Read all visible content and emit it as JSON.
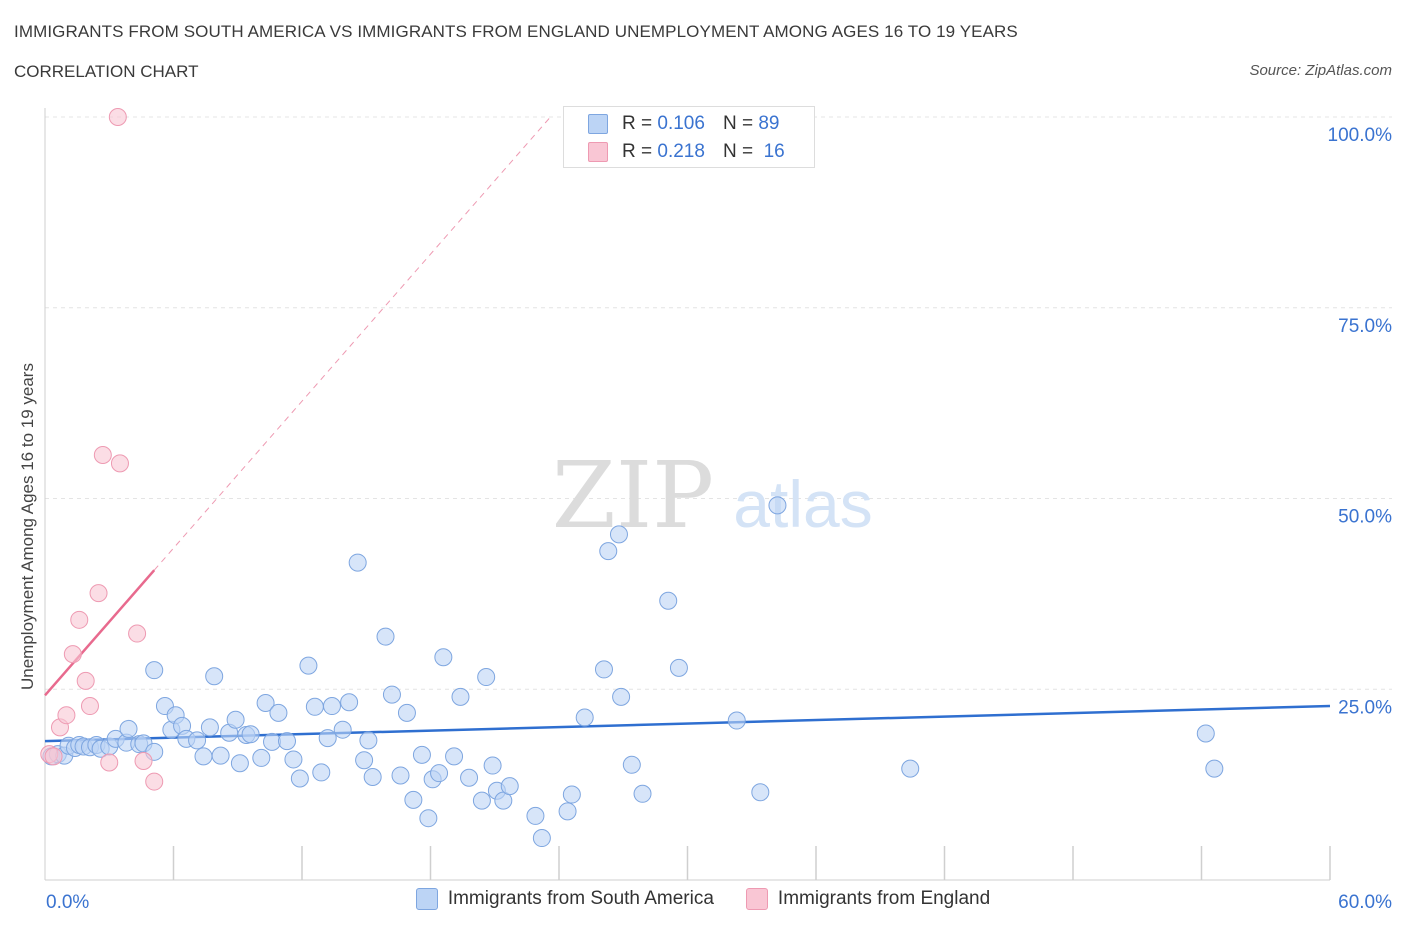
{
  "title": "IMMIGRANTS FROM SOUTH AMERICA VS IMMIGRANTS FROM ENGLAND UNEMPLOYMENT AMONG AGES 16 TO 19 YEARS",
  "subtitle": "CORRELATION CHART",
  "source": "Source: ZipAtlas.com",
  "watermark": {
    "zip": "ZIP",
    "atlas": "atlas"
  },
  "colors": {
    "blue_fill": "#bcd4f5",
    "blue_stroke": "#7ea6e0",
    "blue_line": "#2f6fd0",
    "pink_fill": "#f9c6d4",
    "pink_stroke": "#ee9ab2",
    "pink_line": "#e86a8e",
    "tick_label": "#3a73d0",
    "grid": "#e4e4e4"
  },
  "stats": [
    {
      "r_label": "R =",
      "r_value": "0.106",
      "n_label": "N =",
      "n_value": "89",
      "color": "#bcd4f5"
    },
    {
      "r_label": "R =",
      "r_value": "0.218",
      "n_label": "N =",
      "n_value": "16",
      "color": "#f9c6d4"
    }
  ],
  "chart_data": {
    "type": "scatter",
    "title": "IMMIGRANTS FROM SOUTH AMERICA VS IMMIGRANTS FROM ENGLAND UNEMPLOYMENT AMONG AGES 16 TO 19 YEARS",
    "xlabel": "",
    "ylabel": "Unemployment Among Ages 16 to 19 years",
    "xlim": [
      0,
      60
    ],
    "ylim": [
      0,
      100
    ],
    "x_tick_labels": [
      "0.0%",
      "60.0%"
    ],
    "y_ticks": [
      25,
      50,
      75,
      100
    ],
    "y_tick_labels": [
      "25.0%",
      "50.0%",
      "75.0%",
      "100.0%"
    ],
    "legend_position": "bottom-center",
    "series": [
      {
        "name": "Immigrants from South America",
        "color": "#bcd4f5",
        "trend": {
          "x": [
            0,
            60
          ],
          "y": [
            18.2,
            22.8
          ]
        },
        "points": [
          [
            0.3,
            16.2
          ],
          [
            0.6,
            16.5
          ],
          [
            0.9,
            16.3
          ],
          [
            1.1,
            17.6
          ],
          [
            1.4,
            17.3
          ],
          [
            1.6,
            17.7
          ],
          [
            1.8,
            17.5
          ],
          [
            2.1,
            17.4
          ],
          [
            2.4,
            17.7
          ],
          [
            2.6,
            17.2
          ],
          [
            3.0,
            17.5
          ],
          [
            3.3,
            18.5
          ],
          [
            3.8,
            18.0
          ],
          [
            3.9,
            19.8
          ],
          [
            4.4,
            17.8
          ],
          [
            4.6,
            17.9
          ],
          [
            5.1,
            16.8
          ],
          [
            5.1,
            27.5
          ],
          [
            5.6,
            22.8
          ],
          [
            5.9,
            19.7
          ],
          [
            6.1,
            21.6
          ],
          [
            6.4,
            20.2
          ],
          [
            6.6,
            18.5
          ],
          [
            7.1,
            18.3
          ],
          [
            7.4,
            16.2
          ],
          [
            7.7,
            20.0
          ],
          [
            7.9,
            26.7
          ],
          [
            8.2,
            16.3
          ],
          [
            8.6,
            19.3
          ],
          [
            8.9,
            21.0
          ],
          [
            9.1,
            15.3
          ],
          [
            9.4,
            19.0
          ],
          [
            9.6,
            19.1
          ],
          [
            10.1,
            16.0
          ],
          [
            10.3,
            23.2
          ],
          [
            10.6,
            18.1
          ],
          [
            10.9,
            21.9
          ],
          [
            11.3,
            18.2
          ],
          [
            11.6,
            15.8
          ],
          [
            11.9,
            13.3
          ],
          [
            12.3,
            28.1
          ],
          [
            12.6,
            22.7
          ],
          [
            12.9,
            14.1
          ],
          [
            13.2,
            18.6
          ],
          [
            13.4,
            22.8
          ],
          [
            13.9,
            19.7
          ],
          [
            14.2,
            23.3
          ],
          [
            14.6,
            41.6
          ],
          [
            14.9,
            15.7
          ],
          [
            15.1,
            18.3
          ],
          [
            15.3,
            13.5
          ],
          [
            15.9,
            31.9
          ],
          [
            16.2,
            24.3
          ],
          [
            16.6,
            13.7
          ],
          [
            16.9,
            21.9
          ],
          [
            17.2,
            10.5
          ],
          [
            17.6,
            16.4
          ],
          [
            17.9,
            8.1
          ],
          [
            18.1,
            13.2
          ],
          [
            18.4,
            14.0
          ],
          [
            18.6,
            29.2
          ],
          [
            19.1,
            16.2
          ],
          [
            19.4,
            24.0
          ],
          [
            19.8,
            13.4
          ],
          [
            20.4,
            10.4
          ],
          [
            20.6,
            26.6
          ],
          [
            20.9,
            15.0
          ],
          [
            21.1,
            11.7
          ],
          [
            21.4,
            10.4
          ],
          [
            21.7,
            12.3
          ],
          [
            22.9,
            8.4
          ],
          [
            23.2,
            5.5
          ],
          [
            24.4,
            9.0
          ],
          [
            24.6,
            11.2
          ],
          [
            25.2,
            21.3
          ],
          [
            26.1,
            27.6
          ],
          [
            26.3,
            43.1
          ],
          [
            26.8,
            45.3
          ],
          [
            26.9,
            24.0
          ],
          [
            27.4,
            15.1
          ],
          [
            27.9,
            11.3
          ],
          [
            29.1,
            36.6
          ],
          [
            29.6,
            27.8
          ],
          [
            32.3,
            20.9
          ],
          [
            33.4,
            11.5
          ],
          [
            34.2,
            49.1
          ],
          [
            40.4,
            14.6
          ],
          [
            54.2,
            19.2
          ],
          [
            54.6,
            14.6
          ]
        ]
      },
      {
        "name": "Immigrants from England",
        "color": "#f9c6d4",
        "trend": {
          "x": [
            0,
            5.1
          ],
          "y": [
            24.2,
            40.6
          ]
        },
        "trend_extension": {
          "x": [
            5.1,
            23.6
          ],
          "y": [
            40.6,
            100
          ]
        },
        "points": [
          [
            0.2,
            16.5
          ],
          [
            0.4,
            16.2
          ],
          [
            0.7,
            20.0
          ],
          [
            1.0,
            21.6
          ],
          [
            1.3,
            29.6
          ],
          [
            1.6,
            34.1
          ],
          [
            1.9,
            26.1
          ],
          [
            2.1,
            22.8
          ],
          [
            2.5,
            37.6
          ],
          [
            2.7,
            55.7
          ],
          [
            3.0,
            15.4
          ],
          [
            3.4,
            100.0
          ],
          [
            3.5,
            54.6
          ],
          [
            4.3,
            32.3
          ],
          [
            4.6,
            15.6
          ],
          [
            5.1,
            12.9
          ]
        ]
      }
    ]
  },
  "legend": {
    "south_america": "Immigrants from South America",
    "england": "Immigrants from England"
  }
}
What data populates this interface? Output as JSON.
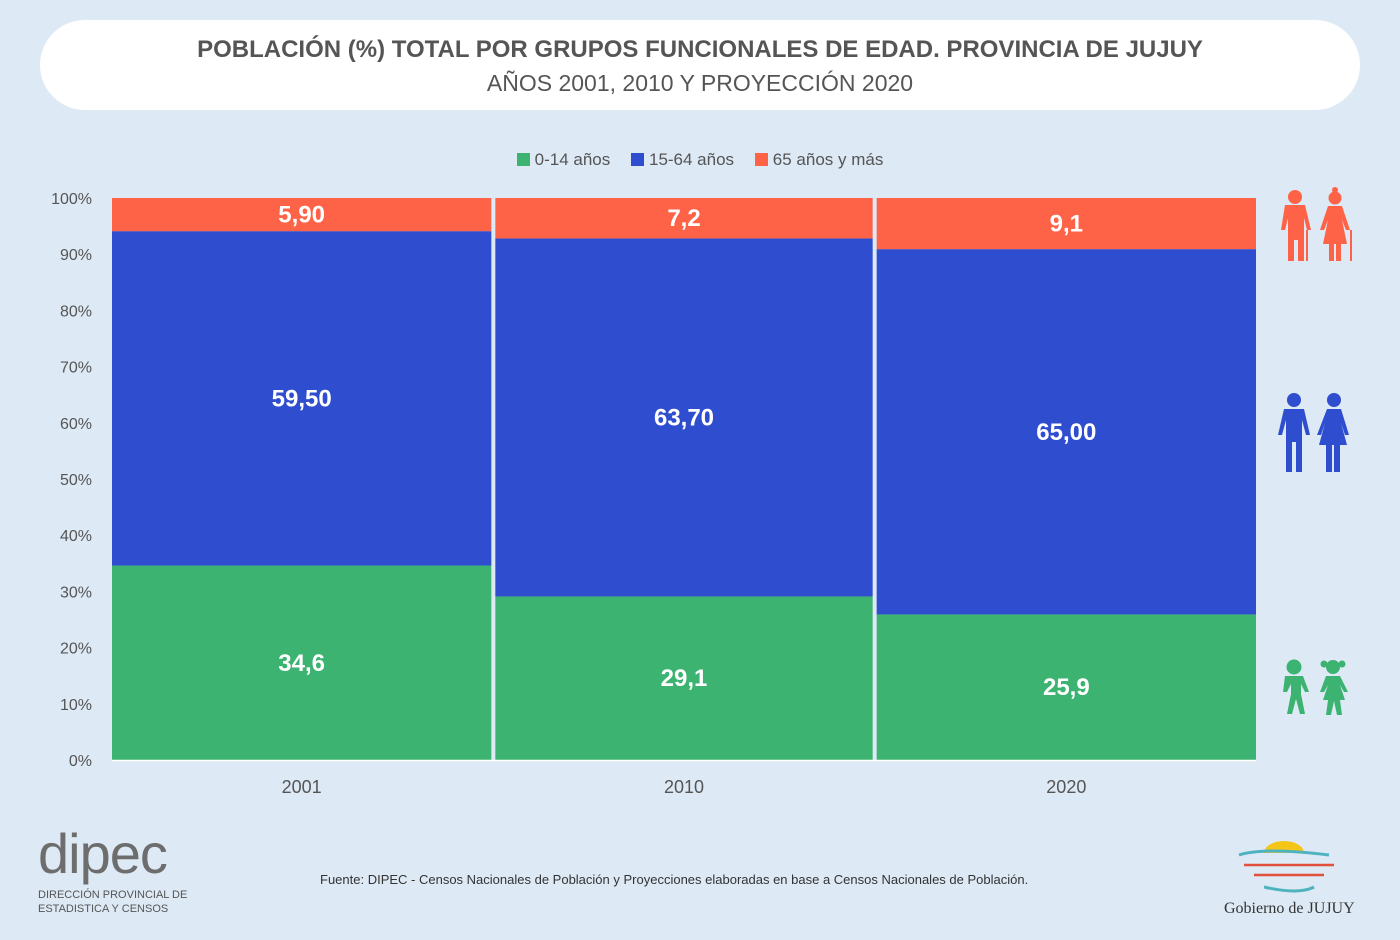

Exercise details: Quote the records above exactly, leaving out any pictures.

Solution:
Read all visible content and emit it as JSON.
{
  "title": "IMMIGRANTS FROM SOUTH AMERICA VS IMMIGRANTS FROM ENGLAND UNEMPLOYMENT AMONG AGES 16 TO 19 YEARS",
  "subtitle": "CORRELATION CHART",
  "source": "Source: ZipAtlas.com",
  "watermark": {
    "zip": "ZIP",
    "atlas": "atlas"
  },
  "colors": {
    "blue_fill": "#bcd4f5",
    "blue_stroke": "#7ea6e0",
    "blue_line": "#2f6fd0",
    "pink_fill": "#f9c6d4",
    "pink_stroke": "#ee9ab2",
    "pink_line": "#e86a8e",
    "tick_label": "#3a73d0",
    "grid": "#e4e4e4"
  },
  "stats": [
    {
      "r_label": "R =",
      "r_value": "0.106",
      "n_label": "N =",
      "n_value": "89",
      "color": "#bcd4f5"
    },
    {
      "r_label": "R =",
      "r_value": "0.218",
      "n_label": "N =",
      "n_value": "16",
      "color": "#f9c6d4"
    }
  ],
  "chart_data": {
    "type": "scatter",
    "title": "IMMIGRANTS FROM SOUTH AMERICA VS IMMIGRANTS FROM ENGLAND UNEMPLOYMENT AMONG AGES 16 TO 19 YEARS",
    "xlabel": "",
    "ylabel": "Unemployment Among Ages 16 to 19 years",
    "xlim": [
      0,
      60
    ],
    "ylim": [
      0,
      100
    ],
    "x_tick_labels": [
      "0.0%",
      "60.0%"
    ],
    "y_ticks": [
      25,
      50,
      75,
      100
    ],
    "y_tick_labels": [
      "25.0%",
      "50.0%",
      "75.0%",
      "100.0%"
    ],
    "legend_position": "bottom-center",
    "series": [
      {
        "name": "Immigrants from South America",
        "color": "#bcd4f5",
        "trend": {
          "x": [
            0,
            60
          ],
          "y": [
            18.2,
            22.8
          ]
        },
        "points": [
          [
            0.3,
            16.2
          ],
          [
            0.6,
            16.5
          ],
          [
            0.9,
            16.3
          ],
          [
            1.1,
            17.6
          ],
          [
            1.4,
            17.3
          ],
          [
            1.6,
            17.7
          ],
          [
            1.8,
            17.5
          ],
          [
            2.1,
            17.4
          ],
          [
            2.4,
            17.7
          ],
          [
            2.6,
            17.2
          ],
          [
            3.0,
            17.5
          ],
          [
            3.3,
            18.5
          ],
          [
            3.8,
            18.0
          ],
          [
            3.9,
            19.8
          ],
          [
            4.4,
            17.8
          ],
          [
            4.6,
            17.9
          ],
          [
            5.1,
            16.8
          ],
          [
            5.1,
            27.5
          ],
          [
            5.6,
            22.8
          ],
          [
            5.9,
            19.7
          ],
          [
            6.1,
            21.6
          ],
          [
            6.4,
            20.2
          ],
          [
            6.6,
            18.5
          ],
          [
            7.1,
            18.3
          ],
          [
            7.4,
            16.2
          ],
          [
            7.7,
            20.0
          ],
          [
            7.9,
            26.7
          ],
          [
            8.2,
            16.3
          ],
          [
            8.6,
            19.3
          ],
          [
            8.9,
            21.0
          ],
          [
            9.1,
            15.3
          ],
          [
            9.4,
            19.0
          ],
          [
            9.6,
            19.1
          ],
          [
            10.1,
            16.0
          ],
          [
            10.3,
            23.2
          ],
          [
            10.6,
            18.1
          ],
          [
            10.9,
            21.9
          ],
          [
            11.3,
            18.2
          ],
          [
            11.6,
            15.8
          ],
          [
            11.9,
            13.3
          ],
          [
            12.3,
            28.1
          ],
          [
            12.6,
            22.7
          ],
          [
            12.9,
            14.1
          ],
          [
            13.2,
            18.6
          ],
          [
            13.4,
            22.8
          ],
          [
            13.9,
            19.7
          ],
          [
            14.2,
            23.3
          ],
          [
            14.6,
            41.6
          ],
          [
            14.9,
            15.7
          ],
          [
            15.1,
            18.3
          ],
          [
            15.3,
            13.5
          ],
          [
            15.9,
            31.9
          ],
          [
            16.2,
            24.3
          ],
          [
            16.6,
            13.7
          ],
          [
            16.9,
            21.9
          ],
          [
            17.2,
            10.5
          ],
          [
            17.6,
            16.4
          ],
          [
            17.9,
            8.1
          ],
          [
            18.1,
            13.2
          ],
          [
            18.4,
            14.0
          ],
          [
            18.6,
            29.2
          ],
          [
            19.1,
            16.2
          ],
          [
            19.4,
            24.0
          ],
          [
            19.8,
            13.4
          ],
          [
            20.4,
            10.4
          ],
          [
            20.6,
            26.6
          ],
          [
            20.9,
            15.0
          ],
          [
            21.1,
            11.7
          ],
          [
            21.4,
            10.4
          ],
          [
            21.7,
            12.3
          ],
          [
            22.9,
            8.4
          ],
          [
            23.2,
            5.5
          ],
          [
            24.4,
            9.0
          ],
          [
            24.6,
            11.2
          ],
          [
            25.2,
            21.3
          ],
          [
            26.1,
            27.6
          ],
          [
            26.3,
            43.1
          ],
          [
            26.8,
            45.3
          ],
          [
            26.9,
            24.0
          ],
          [
            27.4,
            15.1
          ],
          [
            27.9,
            11.3
          ],
          [
            29.1,
            36.6
          ],
          [
            29.6,
            27.8
          ],
          [
            32.3,
            20.9
          ],
          [
            33.4,
            11.5
          ],
          [
            34.2,
            49.1
          ],
          [
            40.4,
            14.6
          ],
          [
            54.2,
            19.2
          ],
          [
            54.6,
            14.6
          ]
        ]
      },
      {
        "name": "Immigrants from England",
        "color": "#f9c6d4",
        "trend": {
          "x": [
            0,
            5.1
          ],
          "y": [
            24.2,
            40.6
          ]
        },
        "trend_extension": {
          "x": [
            5.1,
            23.6
          ],
          "y": [
            40.6,
            100
          ]
        },
        "points": [
          [
            0.2,
            16.5
          ],
          [
            0.4,
            16.2
          ],
          [
            0.7,
            20.0
          ],
          [
            1.0,
            21.6
          ],
          [
            1.3,
            29.6
          ],
          [
            1.6,
            34.1
          ],
          [
            1.9,
            26.1
          ],
          [
            2.1,
            22.8
          ],
          [
            2.5,
            37.6
          ],
          [
            2.7,
            55.7
          ],
          [
            3.0,
            15.4
          ],
          [
            3.4,
            100.0
          ],
          [
            3.5,
            54.6
          ],
          [
            4.3,
            32.3
          ],
          [
            4.6,
            15.6
          ],
          [
            5.1,
            12.9
          ]
        ]
      }
    ]
  },
  "legend": {
    "south_america": "Immigrants from South America",
    "england": "Immigrants from England"
  }
}
What data populates this interface? Output as JSON.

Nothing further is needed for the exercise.